#### [EXERCISE]
Reproduce each line that includes the word "Dohm".

#### [SUPPLIED DATA]
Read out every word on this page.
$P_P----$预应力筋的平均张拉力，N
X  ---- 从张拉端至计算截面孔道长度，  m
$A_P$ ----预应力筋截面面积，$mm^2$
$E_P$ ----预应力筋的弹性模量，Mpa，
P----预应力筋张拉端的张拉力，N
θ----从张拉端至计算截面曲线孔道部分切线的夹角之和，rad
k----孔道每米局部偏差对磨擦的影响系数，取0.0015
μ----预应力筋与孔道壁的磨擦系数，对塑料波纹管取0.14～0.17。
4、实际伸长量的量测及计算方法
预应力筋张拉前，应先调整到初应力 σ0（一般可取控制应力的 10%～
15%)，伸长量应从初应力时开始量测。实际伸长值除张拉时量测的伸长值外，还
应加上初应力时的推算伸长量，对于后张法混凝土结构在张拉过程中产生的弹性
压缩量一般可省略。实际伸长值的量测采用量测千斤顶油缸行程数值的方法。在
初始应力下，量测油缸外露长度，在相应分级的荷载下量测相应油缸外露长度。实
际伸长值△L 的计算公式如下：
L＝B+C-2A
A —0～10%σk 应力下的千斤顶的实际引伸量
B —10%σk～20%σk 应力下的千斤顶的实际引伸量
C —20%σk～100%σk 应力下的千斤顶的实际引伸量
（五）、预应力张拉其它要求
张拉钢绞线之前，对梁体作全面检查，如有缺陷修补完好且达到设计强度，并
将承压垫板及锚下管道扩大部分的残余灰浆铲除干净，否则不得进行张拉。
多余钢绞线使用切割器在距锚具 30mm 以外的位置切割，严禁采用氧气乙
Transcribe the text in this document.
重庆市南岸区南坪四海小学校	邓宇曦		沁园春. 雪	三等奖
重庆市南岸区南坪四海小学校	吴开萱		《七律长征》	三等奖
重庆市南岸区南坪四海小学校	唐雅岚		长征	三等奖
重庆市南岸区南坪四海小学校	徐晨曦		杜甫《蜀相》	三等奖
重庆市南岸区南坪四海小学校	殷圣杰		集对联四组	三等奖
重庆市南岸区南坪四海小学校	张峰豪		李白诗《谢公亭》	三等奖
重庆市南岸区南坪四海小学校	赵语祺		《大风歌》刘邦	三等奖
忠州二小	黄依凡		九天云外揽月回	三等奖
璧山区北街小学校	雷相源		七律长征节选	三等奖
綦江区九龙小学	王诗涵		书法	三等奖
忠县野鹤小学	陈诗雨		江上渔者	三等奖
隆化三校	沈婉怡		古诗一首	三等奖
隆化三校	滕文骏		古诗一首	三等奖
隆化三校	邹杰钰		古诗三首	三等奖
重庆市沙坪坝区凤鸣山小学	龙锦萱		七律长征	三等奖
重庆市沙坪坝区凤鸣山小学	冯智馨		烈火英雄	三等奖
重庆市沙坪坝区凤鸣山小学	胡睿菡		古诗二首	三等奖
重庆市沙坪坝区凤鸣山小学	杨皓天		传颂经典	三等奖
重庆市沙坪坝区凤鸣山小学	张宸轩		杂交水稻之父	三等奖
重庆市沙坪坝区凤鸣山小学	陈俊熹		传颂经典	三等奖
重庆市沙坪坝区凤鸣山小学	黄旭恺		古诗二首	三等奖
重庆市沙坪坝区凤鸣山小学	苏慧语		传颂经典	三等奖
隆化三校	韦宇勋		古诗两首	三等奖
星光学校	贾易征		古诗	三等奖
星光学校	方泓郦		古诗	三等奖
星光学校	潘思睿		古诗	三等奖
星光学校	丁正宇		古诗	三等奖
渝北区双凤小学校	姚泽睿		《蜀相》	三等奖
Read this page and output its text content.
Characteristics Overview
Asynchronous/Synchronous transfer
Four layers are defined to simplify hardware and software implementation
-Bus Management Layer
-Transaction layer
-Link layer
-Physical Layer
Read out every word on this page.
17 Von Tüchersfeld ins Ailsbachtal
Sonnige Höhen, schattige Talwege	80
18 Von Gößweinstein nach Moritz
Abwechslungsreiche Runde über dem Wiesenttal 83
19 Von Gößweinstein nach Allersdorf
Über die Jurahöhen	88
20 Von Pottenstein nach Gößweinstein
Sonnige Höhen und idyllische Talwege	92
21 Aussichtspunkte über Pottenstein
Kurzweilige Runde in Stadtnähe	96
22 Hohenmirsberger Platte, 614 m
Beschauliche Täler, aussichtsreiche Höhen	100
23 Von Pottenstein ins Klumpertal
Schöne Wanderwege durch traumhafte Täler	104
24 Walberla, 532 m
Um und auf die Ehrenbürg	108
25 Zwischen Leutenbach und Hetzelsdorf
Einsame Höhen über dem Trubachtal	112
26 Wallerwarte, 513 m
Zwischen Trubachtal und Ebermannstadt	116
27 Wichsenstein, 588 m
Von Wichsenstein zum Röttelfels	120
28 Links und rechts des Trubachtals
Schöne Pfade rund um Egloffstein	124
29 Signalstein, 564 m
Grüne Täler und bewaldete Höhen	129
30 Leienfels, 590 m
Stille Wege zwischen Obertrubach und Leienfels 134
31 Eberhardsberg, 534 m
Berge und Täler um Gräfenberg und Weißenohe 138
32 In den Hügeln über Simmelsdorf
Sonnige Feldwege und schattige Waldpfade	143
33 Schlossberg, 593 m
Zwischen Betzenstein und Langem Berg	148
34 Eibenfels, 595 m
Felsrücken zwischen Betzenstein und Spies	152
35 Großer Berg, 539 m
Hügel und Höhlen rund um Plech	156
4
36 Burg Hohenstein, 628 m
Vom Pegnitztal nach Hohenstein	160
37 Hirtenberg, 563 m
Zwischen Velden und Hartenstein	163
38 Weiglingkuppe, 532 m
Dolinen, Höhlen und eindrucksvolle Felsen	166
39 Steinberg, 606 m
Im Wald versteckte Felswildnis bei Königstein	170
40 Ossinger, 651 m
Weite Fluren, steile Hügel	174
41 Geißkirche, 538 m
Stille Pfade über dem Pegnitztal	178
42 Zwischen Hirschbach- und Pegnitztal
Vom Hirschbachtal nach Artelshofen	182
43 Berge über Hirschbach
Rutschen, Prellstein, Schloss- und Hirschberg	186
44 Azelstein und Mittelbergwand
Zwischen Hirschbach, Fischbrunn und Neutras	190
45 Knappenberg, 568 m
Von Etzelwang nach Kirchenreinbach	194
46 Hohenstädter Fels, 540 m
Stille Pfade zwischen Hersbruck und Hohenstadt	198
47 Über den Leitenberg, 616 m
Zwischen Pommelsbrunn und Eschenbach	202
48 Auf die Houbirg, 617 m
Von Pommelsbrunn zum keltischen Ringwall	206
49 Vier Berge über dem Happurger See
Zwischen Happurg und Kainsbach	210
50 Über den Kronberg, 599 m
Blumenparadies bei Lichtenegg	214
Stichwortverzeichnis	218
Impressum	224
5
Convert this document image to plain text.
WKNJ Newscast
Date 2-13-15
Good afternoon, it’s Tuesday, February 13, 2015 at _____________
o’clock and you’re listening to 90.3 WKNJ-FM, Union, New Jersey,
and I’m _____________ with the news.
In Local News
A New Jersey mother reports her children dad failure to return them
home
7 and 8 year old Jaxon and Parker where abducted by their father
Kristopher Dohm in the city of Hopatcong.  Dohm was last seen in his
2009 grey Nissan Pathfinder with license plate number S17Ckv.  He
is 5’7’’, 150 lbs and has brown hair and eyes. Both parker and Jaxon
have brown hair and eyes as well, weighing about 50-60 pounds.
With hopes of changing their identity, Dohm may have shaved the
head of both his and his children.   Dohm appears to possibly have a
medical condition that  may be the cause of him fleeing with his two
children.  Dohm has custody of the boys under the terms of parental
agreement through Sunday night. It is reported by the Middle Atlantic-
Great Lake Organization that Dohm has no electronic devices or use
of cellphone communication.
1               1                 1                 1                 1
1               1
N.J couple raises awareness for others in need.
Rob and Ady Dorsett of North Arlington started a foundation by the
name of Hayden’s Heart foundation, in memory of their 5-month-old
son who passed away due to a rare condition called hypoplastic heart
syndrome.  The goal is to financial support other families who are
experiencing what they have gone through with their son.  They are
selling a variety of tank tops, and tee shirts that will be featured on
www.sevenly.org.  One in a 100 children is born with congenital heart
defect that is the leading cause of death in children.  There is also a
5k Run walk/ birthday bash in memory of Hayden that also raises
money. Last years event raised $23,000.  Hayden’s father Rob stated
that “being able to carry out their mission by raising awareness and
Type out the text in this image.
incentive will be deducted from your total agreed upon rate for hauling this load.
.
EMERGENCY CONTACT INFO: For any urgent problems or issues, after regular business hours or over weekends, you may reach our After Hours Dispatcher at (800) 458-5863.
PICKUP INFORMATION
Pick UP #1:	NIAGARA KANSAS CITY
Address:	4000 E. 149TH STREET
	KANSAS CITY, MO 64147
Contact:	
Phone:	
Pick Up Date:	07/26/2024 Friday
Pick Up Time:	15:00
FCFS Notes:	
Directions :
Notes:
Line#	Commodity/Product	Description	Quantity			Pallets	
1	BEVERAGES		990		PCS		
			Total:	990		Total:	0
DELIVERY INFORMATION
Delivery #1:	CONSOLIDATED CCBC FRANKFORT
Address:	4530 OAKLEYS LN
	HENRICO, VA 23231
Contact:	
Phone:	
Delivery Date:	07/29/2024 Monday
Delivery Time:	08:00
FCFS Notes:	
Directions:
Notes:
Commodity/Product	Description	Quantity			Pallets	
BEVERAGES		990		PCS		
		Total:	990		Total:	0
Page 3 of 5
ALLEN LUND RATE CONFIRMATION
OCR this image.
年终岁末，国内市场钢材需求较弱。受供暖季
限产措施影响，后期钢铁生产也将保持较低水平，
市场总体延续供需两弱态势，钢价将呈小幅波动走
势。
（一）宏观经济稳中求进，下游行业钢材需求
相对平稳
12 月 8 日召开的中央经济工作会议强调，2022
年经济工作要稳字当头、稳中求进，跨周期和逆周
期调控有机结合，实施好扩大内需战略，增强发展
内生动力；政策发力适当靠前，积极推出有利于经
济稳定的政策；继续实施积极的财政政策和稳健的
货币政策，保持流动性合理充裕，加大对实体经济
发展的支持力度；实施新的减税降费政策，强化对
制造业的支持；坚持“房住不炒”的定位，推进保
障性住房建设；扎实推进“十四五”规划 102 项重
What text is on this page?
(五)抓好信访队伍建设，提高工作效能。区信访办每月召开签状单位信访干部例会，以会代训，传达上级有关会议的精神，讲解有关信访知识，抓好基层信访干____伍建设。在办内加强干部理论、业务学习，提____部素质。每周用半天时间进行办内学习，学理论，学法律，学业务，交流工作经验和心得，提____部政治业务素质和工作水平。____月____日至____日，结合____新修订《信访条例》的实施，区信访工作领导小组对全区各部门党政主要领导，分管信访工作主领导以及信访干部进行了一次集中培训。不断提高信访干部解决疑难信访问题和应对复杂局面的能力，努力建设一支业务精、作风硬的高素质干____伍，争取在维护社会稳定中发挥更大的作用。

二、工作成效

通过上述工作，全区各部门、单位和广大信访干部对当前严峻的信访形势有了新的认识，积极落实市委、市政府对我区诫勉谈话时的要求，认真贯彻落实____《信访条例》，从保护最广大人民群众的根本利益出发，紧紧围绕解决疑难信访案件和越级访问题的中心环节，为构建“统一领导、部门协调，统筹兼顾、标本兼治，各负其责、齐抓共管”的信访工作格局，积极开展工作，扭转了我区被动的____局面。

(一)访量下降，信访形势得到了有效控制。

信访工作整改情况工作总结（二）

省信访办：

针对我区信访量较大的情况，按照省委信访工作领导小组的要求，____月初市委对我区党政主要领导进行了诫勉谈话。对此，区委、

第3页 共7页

#### [REPLY]
Kristopher Dohm in the city of Hopatcong.  Dohm was last seen in his
With hopes of changing their identity, Dohm may have shaved the
head of both his and his children.   Dohm appears to possibly have a
children.  Dohm has custody of the boys under the terms of parental
Great Lake Organization that Dohm has no electronic devices or use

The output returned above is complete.